WORK REQUIRED: Which lines of the records contain "White"? Collect every one of them.

AVAILABLE RECORDS:
## Begin

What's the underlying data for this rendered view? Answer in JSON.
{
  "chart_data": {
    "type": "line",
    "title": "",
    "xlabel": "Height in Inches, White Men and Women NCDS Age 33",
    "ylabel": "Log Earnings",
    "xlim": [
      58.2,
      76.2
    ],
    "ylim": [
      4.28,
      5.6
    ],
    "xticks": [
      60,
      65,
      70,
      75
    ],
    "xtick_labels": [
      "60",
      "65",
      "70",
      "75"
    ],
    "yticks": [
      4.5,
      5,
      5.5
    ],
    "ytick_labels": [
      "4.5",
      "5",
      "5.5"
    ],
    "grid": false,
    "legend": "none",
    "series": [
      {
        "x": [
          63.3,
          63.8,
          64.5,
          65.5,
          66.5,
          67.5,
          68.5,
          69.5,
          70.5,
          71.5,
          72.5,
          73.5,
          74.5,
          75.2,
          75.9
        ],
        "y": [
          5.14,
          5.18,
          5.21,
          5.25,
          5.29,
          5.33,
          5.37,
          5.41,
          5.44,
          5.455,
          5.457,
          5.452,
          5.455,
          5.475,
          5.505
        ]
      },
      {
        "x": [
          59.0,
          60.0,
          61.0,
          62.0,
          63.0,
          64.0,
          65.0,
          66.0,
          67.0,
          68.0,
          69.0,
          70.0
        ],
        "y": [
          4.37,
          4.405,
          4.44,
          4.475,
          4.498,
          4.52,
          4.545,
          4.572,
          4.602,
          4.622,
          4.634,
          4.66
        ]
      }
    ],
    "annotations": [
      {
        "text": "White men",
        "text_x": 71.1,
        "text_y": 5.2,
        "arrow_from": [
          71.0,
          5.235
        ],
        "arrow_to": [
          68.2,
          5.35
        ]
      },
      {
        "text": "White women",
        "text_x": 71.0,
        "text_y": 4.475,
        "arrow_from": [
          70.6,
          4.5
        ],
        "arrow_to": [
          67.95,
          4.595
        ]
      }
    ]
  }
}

## End

FINAL RESULT:
    "xlabel": "Height in Inches, White Men and Women NCDS Age 33",
        "text": "White men",
        "text": "White women",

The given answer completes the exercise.